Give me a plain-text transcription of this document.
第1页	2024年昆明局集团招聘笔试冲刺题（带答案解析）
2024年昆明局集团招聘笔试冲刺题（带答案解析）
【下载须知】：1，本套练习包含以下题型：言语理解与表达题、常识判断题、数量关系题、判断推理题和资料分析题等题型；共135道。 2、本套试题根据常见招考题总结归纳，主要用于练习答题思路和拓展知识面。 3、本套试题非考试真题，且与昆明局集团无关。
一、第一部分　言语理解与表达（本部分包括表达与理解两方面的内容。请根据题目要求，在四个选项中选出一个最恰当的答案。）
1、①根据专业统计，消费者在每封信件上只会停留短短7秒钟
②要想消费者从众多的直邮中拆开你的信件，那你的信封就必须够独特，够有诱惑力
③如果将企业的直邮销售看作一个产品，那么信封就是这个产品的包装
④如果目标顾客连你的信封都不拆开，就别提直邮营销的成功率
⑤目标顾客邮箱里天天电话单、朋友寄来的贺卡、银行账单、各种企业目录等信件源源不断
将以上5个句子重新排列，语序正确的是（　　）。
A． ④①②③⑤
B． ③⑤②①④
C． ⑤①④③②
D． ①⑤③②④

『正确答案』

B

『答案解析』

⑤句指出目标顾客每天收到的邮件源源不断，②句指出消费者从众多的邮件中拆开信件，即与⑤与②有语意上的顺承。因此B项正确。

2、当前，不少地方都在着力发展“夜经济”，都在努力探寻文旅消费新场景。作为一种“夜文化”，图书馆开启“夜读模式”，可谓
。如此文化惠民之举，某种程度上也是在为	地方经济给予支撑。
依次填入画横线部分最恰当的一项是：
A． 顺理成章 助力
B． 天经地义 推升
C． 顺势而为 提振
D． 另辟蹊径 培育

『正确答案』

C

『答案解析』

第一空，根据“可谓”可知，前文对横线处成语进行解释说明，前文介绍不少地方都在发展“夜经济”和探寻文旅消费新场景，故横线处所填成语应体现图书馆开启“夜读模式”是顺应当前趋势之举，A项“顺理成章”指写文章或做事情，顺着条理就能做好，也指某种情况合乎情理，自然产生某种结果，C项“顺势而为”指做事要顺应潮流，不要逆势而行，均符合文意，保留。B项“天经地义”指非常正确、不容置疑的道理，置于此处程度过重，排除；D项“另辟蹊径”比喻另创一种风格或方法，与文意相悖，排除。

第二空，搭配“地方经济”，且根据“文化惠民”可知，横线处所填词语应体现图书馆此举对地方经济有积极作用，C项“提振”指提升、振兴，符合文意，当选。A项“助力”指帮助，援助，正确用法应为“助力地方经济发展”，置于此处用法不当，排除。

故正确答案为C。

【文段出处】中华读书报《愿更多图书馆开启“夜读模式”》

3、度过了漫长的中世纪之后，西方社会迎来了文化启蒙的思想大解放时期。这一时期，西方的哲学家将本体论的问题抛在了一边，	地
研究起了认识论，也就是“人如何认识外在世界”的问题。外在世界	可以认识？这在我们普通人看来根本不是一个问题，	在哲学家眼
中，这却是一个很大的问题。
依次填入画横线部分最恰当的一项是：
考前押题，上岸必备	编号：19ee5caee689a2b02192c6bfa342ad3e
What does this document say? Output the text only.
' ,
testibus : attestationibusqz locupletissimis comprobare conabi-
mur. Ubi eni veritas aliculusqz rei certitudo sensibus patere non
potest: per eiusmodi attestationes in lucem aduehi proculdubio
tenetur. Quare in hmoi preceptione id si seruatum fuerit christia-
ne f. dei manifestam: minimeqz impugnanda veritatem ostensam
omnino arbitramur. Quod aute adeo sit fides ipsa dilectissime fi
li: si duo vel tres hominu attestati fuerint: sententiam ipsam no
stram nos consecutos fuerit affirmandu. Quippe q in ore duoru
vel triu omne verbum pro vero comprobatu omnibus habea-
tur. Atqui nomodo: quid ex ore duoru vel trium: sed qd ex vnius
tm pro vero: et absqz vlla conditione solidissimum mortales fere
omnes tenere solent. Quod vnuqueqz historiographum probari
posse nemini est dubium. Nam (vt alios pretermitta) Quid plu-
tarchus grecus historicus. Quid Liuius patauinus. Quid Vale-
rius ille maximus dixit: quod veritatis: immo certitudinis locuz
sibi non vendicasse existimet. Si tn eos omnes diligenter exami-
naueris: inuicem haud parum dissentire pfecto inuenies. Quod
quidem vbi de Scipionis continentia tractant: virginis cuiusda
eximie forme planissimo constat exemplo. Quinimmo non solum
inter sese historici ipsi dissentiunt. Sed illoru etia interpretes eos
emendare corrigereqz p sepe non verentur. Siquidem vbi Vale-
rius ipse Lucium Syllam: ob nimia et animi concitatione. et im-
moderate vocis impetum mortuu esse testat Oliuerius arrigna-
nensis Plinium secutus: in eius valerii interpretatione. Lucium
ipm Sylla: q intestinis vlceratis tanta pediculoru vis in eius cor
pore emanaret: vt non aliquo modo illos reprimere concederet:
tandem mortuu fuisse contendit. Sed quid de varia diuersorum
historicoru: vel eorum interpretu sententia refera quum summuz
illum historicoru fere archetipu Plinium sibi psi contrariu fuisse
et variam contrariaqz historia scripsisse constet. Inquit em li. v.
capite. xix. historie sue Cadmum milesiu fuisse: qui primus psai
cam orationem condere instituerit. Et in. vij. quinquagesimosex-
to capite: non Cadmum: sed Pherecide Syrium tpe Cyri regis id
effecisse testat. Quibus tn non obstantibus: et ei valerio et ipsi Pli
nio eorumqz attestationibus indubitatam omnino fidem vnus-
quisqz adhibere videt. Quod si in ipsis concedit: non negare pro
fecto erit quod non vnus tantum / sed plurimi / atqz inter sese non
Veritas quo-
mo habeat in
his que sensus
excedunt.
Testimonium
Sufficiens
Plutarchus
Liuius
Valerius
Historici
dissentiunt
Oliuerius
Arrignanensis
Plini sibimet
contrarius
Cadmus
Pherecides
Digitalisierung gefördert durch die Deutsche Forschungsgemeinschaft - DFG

_Stated goal_
Look through the entries above; copy each line where the string "historicoru" appears.

_The response_
historicoru: vel eorum interpretu sententia refera quum summuz
illum historicoru fere archetipu Plinium sibi psi contrariu fuisse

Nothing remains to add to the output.